= Instrucciones =
[1] Cambia «rostro» por «semblante» al reproducir el pasaje del texto «Cuentas pendientes» que empieza en «Muy pronto en» y llega hasta «un rostro destruido.».
[2] Continúa el texto «Cuentas pendientes» a partir de su última frase.

··· Página ···

Lecturas

Cuentas pendientes

Vivian Gornick

Apuntes de una relectora crónica

Muy pronto en mi vida fue demasiado tarde. A los dieciocho años ya era demasiado tarde. Entre los dieciocho y los veinticinco años mi rostro emprendió un camino imprevisto. A los dieciocho años envejecí […] En lugar de horrorizarme seguí la evolución de ese envejecimiento con interés […] Quienes me conocieron a los diecisiete años, en la época de mi viaje a Francia, quedaron impresionados al volver a verme, dos años después, a los diecinueve. He conservado aquel nuevo rostro. Ha sido mi rostro […] ha conservado los mismos contornos, pero la materia está destruida. Tengo un rostro destruido.

La narradora de la novela de Duras El amante podría buenamente haberse encontrado con Chéri en el piso parisino al que este iba a menudo a consumir opio (y al que, en última instancia, fue a suicidarse): son tal para cual. Esto, sin embargo, no es algo que yo habría podido comprender sin la edad suficiente para, primero, releer a Colette y, luego, en su momento, a Duras, a la luz de un saber que solo los años de vida pueden dar.

Cuando yo tenía ocho años, mi madre me cortó un trozo del vestido que estaba deseando ponerme para el cumpleaños de una amiga. Cogió unas tijeras de costura y cortó la parte de tela que me habría tapado el corazón en el supuesto, como decía ella, de que hubiese tenido. «Vas a acabar conmigo», bramaba, con los ojos y los puños apretados con furia, cada vez que la desobedecía, le exigía una explicación que no podía proporcionarme o me quejaba por algo que ella no iba a darme. «Cualquier día me caigo muerta en el suelo —me gritó ese día—. No tienes corazón». Huelga decir que no fui a ese cumpleaños y en cambio me pasé una semana llorando y cincuenta años lamentándome por el incidente.

«¿Cómo pudiste hacerle eso a una cría?», le preguntaría a mi madre años después, a los dieciocho la primera vez, de nuevo a los treinta y otra vez a los cuarenta y ocho.

··· Material mostrado ···

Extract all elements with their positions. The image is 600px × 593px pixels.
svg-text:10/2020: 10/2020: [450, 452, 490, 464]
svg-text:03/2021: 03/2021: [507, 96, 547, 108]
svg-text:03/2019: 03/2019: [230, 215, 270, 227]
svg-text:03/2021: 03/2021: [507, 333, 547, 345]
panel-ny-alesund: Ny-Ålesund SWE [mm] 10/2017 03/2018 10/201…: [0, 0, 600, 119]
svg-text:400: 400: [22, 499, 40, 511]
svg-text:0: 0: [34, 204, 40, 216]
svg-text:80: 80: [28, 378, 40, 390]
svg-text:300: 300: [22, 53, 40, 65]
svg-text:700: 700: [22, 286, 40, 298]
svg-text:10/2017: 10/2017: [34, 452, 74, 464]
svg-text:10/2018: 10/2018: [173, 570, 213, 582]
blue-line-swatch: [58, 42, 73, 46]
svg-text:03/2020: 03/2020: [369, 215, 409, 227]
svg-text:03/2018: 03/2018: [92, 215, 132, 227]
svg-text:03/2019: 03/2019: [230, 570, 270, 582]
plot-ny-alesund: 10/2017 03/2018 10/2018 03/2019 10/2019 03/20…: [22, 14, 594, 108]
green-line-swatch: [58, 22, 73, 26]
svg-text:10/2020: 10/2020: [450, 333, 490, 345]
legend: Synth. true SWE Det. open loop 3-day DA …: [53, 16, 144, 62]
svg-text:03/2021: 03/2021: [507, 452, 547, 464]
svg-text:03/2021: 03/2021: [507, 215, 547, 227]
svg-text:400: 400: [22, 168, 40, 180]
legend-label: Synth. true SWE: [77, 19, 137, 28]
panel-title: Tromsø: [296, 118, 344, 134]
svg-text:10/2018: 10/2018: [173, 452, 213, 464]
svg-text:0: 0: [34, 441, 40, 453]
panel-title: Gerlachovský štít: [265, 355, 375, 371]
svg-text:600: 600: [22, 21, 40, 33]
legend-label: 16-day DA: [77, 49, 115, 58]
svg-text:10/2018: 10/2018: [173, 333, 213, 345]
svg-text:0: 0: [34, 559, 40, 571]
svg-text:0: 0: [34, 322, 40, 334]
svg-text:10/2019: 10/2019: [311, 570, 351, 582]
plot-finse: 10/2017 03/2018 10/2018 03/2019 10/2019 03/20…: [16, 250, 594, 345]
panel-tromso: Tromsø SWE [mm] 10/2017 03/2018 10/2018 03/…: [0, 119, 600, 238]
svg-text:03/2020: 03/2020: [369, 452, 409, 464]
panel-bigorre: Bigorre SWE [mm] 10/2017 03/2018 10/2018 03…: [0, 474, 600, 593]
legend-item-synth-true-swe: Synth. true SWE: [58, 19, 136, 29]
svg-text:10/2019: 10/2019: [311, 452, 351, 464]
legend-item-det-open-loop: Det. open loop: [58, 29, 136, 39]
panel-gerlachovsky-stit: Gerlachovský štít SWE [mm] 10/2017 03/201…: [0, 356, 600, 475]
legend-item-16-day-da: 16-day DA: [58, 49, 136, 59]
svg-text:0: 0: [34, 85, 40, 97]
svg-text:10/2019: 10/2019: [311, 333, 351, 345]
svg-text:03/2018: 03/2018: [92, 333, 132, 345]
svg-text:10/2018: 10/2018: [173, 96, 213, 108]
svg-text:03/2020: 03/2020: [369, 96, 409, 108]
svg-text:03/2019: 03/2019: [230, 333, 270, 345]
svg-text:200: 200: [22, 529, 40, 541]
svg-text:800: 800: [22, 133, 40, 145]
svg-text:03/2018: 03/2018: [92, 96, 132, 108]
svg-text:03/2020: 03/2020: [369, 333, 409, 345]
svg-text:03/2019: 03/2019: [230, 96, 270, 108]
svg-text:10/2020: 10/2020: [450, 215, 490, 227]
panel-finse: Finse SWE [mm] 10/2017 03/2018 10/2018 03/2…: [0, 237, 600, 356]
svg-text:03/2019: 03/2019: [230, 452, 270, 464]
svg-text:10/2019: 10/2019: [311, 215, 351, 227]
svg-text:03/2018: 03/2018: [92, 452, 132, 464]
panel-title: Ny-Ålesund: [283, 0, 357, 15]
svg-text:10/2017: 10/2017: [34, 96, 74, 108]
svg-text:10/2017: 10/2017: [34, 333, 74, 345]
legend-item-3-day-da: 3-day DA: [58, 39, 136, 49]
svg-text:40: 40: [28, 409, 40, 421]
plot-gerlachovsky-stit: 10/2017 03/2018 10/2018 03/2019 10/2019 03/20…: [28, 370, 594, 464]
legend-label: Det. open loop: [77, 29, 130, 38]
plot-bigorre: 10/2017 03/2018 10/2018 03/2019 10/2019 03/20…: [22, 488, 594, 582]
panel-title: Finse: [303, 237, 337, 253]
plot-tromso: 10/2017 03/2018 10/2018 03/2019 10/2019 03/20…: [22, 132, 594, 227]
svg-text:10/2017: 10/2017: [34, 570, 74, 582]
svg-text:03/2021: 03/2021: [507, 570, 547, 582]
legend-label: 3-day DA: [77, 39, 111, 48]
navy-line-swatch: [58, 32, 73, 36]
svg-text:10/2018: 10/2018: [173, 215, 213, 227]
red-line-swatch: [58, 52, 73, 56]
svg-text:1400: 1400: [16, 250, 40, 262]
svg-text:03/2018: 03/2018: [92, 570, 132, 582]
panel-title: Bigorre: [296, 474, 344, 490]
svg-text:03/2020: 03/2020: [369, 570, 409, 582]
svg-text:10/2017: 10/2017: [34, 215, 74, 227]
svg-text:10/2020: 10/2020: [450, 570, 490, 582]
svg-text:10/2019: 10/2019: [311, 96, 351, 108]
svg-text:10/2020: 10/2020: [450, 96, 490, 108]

···

= Respuestas =
[1]
Muy pronto en mi vida fue demasiado tarde. A los dieciocho años ya era demasiado tarde. Entre los dieciocho y los veinticinco años mi semblante emprendió un camino imprevisto. A los dieciocho años envejecí […] En lugar de horrorizarme seguí la evolución de ese envejecimiento con interés […] Quienes me conocieron a los diecisiete años, en la época de mi viaje a Francia, quedaron impresionados al volver a verme, dos años después, a los diecinueve. He conservado aquel nuevo semblante. Ha sido mi semblante […] ha conservado los mismos contornos, pero la materia está destruida. Tengo un semblante destruido.

[2]
Lo más curioso era que siempre que le mencionaba el incidente ella me decía: «Eso nunca pasó». Yo me quedaba entonces mirándola, a cada ocasión con más desdén, y le hacía saber sin contemplaciones que pensaba recordarle aquel crimen contra la infancia hasta que una de las dos muriera.

Conforme pasaron los años y yo sacando con regularidad el tema del corte del vestido, ella negaba con la misma regularidad su veracidad. Así que cada una siguió en su empeño, yo sin creerle, y sin creerle y venga a no creerle. Hasta que un buen día, como en un fogonazo repentino, le creí. En una tarde fría de primavera, a mis cincuenta y muchos años, cuando iba camino de su casa, me bajé del autobús que atraviesa Manhattan de medio a medio por la calle Veintitrés y, nada más pisar la acera, comprendí que lo que quiera que hubiese pasado aquel día de hacía más de medio siglo no había sido en absoluto tal y como yo lo recordaba.

«Santodios —pensé, con la palma de la mano plantada en la frente—, cualquiera diría que nací para inventarme mi propio agravio». Pero ¿por qué? Y encima aferrarme a él como si me fuera la vida en ello… Una vez más: ¿por qué? Cuando la mano se me apartó sola de la frente, me dije: «Hay que ver, llegar a vieja para tener tan poca información como siempre».

***

«He escrito mucho acerca de los miembros de mi familia», nos cuenta Duras al principio de El amante, «pero mientras lo hacía aún vivían, la madre y los hermanos, y he escrito sobre ellos, sobre esas cosas sin ir hasta ellas […] Lo que estoy haciendo aquí es distinto, y a la vez lo mismo. Con anterioridad, he hablado de los períodos claros, de los que estaban clarificados. Aquí hablo de los períodos ocultos de esa misma juventud, de ciertos ocultamientos a los que he sometido ciertos hechos, ciertos sentimientos, ciertos sucesos».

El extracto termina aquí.